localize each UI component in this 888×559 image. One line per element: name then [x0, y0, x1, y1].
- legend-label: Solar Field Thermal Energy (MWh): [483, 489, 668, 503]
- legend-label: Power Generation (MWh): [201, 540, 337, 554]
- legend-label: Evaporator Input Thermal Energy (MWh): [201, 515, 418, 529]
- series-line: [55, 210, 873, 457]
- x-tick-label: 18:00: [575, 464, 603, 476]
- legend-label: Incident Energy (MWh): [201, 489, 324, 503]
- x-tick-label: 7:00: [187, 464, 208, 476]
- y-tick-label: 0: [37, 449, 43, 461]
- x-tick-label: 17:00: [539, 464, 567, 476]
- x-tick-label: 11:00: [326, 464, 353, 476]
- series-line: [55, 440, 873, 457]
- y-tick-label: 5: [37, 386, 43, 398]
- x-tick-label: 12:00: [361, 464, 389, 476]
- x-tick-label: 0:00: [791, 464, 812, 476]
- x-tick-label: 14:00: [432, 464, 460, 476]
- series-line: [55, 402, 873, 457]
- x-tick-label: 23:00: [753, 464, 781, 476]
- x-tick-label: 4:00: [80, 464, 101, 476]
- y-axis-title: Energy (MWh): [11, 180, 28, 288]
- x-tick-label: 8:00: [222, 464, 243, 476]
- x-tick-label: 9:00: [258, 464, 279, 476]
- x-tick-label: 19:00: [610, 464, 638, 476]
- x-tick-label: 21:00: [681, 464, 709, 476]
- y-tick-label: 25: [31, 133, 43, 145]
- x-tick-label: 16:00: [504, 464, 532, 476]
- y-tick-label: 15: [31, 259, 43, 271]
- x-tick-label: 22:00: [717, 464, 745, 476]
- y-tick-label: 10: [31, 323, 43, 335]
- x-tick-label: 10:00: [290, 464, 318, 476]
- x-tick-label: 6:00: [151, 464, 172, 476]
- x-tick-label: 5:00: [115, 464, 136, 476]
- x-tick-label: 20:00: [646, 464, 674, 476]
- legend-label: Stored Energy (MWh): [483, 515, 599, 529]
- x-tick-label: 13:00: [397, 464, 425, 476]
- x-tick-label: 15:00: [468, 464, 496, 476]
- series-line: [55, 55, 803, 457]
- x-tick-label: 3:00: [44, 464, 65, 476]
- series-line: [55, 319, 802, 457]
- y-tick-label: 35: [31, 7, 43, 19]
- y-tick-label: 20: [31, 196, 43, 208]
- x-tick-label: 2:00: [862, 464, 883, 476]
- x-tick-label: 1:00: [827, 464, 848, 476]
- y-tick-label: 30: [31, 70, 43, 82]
::::
▶ _EXERCISE OBJECTIVE_
Rewrite every line of the listing above as a numbered list, dropping any blank lines.

▶ _SOLUTION TO THE EXERCISE_
1. localize each UI component in this 888×559 image. One line per element: name then [x0, y0, x1, y1].
2. - legend-label: Solar Field Thermal Energy (MWh): [483, 489, 668, 503]
3. - legend-label: Power Generation (MWh): [201, 540, 337, 554]
4. - legend-label: Evaporator Input Thermal Energy (MWh): [201, 515, 418, 529]
5. - series-line: [55, 210, 873, 457]
6. - x-tick-label: 18:00: [575, 464, 603, 476]
7. - legend-label: Incident Energy (MWh): [201, 489, 324, 503]
8. - x-tick-label: 7:00: [187, 464, 208, 476]
9. - y-tick-label: 0: [37, 449, 43, 461]
10. - x-tick-label: 17:00: [539, 464, 567, 476]
11. - x-tick-label: 11:00: [326, 464, 353, 476]
12. - series-line: [55, 440, 873, 457]
13. - y-tick-label: 5: [37, 386, 43, 398]
14. - x-tick-label: 12:00: [361, 464, 389, 476]
15. - x-tick-label: 0:00: [791, 464, 812, 476]
16. - x-tick-label: 14:00: [432, 464, 460, 476]
17. - series-line: [55, 402, 873, 457]
18. - x-tick-label: 23:00: [753, 464, 781, 476]
19. - x-tick-label: 4:00: [80, 464, 101, 476]
20. - y-axis-title: Energy (MWh): [11, 180, 28, 288]
21. - x-tick-label: 8:00: [222, 464, 243, 476]
22. - x-tick-label: 9:00: [258, 464, 279, 476]
23. - x-tick-label: 19:00: [610, 464, 638, 476]
24. - x-tick-label: 21:00: [681, 464, 709, 476]
25. - y-tick-label: 25: [31, 133, 43, 145]
26. - x-tick-label: 16:00: [504, 464, 532, 476]
27. - y-tick-label: 15: [31, 259, 43, 271]
28. - x-tick-label: 22:00: [717, 464, 745, 476]
29. - y-tick-label: 10: [31, 323, 43, 335]
30. - x-tick-label: 10:00: [290, 464, 318, 476]
31. - x-tick-label: 6:00: [151, 464, 172, 476]
32. - x-tick-label: 5:00: [115, 464, 136, 476]
33. - x-tick-label: 20:00: [646, 464, 674, 476]
34. - legend-label: Stored Energy (MWh): [483, 515, 599, 529]
35. - x-tick-label: 13:00: [397, 464, 425, 476]
36. - x-tick-label: 15:00: [468, 464, 496, 476]
37. - series-line: [55, 55, 803, 457]
38. - x-tick-label: 3:00: [44, 464, 65, 476]
39. - series-line: [55, 319, 802, 457]
40. - y-tick-label: 35: [31, 7, 43, 19]
41. - y-tick-label: 20: [31, 196, 43, 208]
42. - x-tick-label: 2:00: [862, 464, 883, 476]
43. - x-tick-label: 1:00: [827, 464, 848, 476]
44. - y-tick-label: 30: [31, 70, 43, 82]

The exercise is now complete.